Layout element annotations

* begin *

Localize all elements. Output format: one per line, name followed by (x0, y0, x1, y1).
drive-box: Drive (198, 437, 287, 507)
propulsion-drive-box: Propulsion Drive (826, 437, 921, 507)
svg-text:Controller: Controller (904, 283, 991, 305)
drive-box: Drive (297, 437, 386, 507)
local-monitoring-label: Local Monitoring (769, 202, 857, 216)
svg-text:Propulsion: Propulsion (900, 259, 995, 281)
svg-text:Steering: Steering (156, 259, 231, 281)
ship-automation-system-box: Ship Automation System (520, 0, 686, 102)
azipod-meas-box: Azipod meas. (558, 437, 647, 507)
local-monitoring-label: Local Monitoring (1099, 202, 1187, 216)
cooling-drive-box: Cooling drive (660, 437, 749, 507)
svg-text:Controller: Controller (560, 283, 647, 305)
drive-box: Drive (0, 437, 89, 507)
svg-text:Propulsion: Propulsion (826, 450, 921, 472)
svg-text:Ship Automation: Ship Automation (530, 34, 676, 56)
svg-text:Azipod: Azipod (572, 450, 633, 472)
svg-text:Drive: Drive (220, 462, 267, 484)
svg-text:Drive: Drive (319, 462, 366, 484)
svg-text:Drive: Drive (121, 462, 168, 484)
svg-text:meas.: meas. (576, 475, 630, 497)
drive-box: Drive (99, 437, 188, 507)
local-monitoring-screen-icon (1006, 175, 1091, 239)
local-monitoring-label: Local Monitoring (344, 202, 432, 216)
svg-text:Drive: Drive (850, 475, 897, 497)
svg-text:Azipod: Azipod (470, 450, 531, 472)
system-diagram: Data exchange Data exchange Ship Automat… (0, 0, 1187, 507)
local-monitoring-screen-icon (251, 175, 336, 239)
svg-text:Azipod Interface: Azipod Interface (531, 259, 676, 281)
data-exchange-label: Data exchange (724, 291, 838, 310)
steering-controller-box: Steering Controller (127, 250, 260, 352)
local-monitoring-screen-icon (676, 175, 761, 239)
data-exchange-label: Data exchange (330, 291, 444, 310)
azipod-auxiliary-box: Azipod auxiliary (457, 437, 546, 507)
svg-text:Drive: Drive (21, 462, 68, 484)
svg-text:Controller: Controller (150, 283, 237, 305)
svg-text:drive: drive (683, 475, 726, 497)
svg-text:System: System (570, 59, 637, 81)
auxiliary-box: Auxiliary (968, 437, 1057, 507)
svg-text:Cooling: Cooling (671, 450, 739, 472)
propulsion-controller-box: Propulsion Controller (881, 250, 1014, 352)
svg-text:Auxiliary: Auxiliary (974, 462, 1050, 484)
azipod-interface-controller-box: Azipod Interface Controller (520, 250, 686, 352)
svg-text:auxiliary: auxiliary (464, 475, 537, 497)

* end *

#### Exercise details
How many lines of the material contain the string "Steering"? Case counts; reply with the number alone.

#### Solution
2